Tally how many lines of these entries hold the string "carriage". Return the number alone.

(Dataset records)

>> BEGIN

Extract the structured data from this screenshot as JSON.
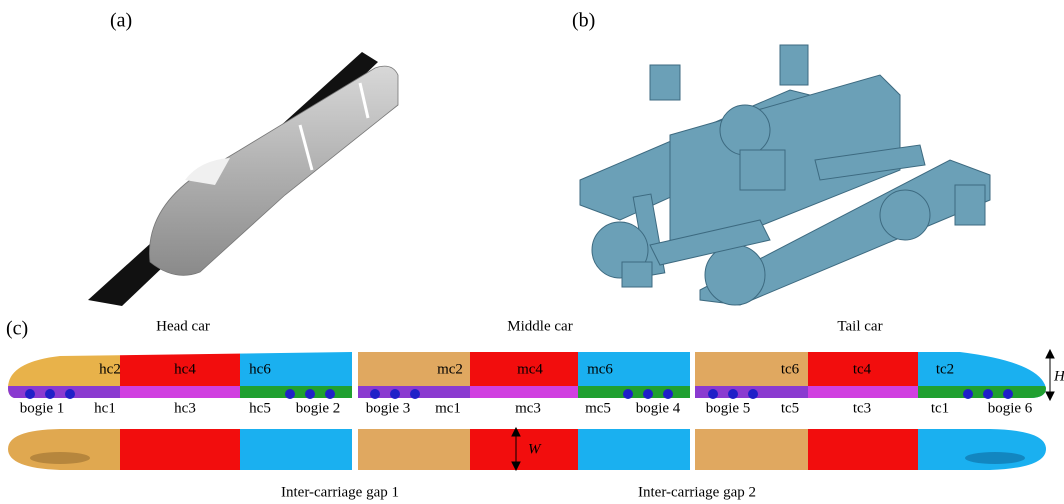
{
  "panels": {
    "a": "(a)",
    "b": "(b)",
    "c": "(c)"
  },
  "car_labels": [
    "Head car",
    "Middle car",
    "Tail car"
  ],
  "upper_labels": [
    "hc2",
    "hc4",
    "hc6",
    "mc2",
    "mc4",
    "mc6",
    "tc6",
    "tc4",
    "tc2"
  ],
  "lower_labels": [
    "bogie 1",
    "hc1",
    "hc3",
    "hc5",
    "bogie 2",
    "bogie 3",
    "mc1",
    "mc3",
    "mc5",
    "bogie 4",
    "bogie 5",
    "tc5",
    "tc3",
    "tc1",
    "bogie 6"
  ],
  "dimensions": {
    "height": "H",
    "width": "W"
  },
  "gap_labels": [
    "Inter-carriage gap 1",
    "Inter-carriage gap 2"
  ]
}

>> END

**Correct output**
2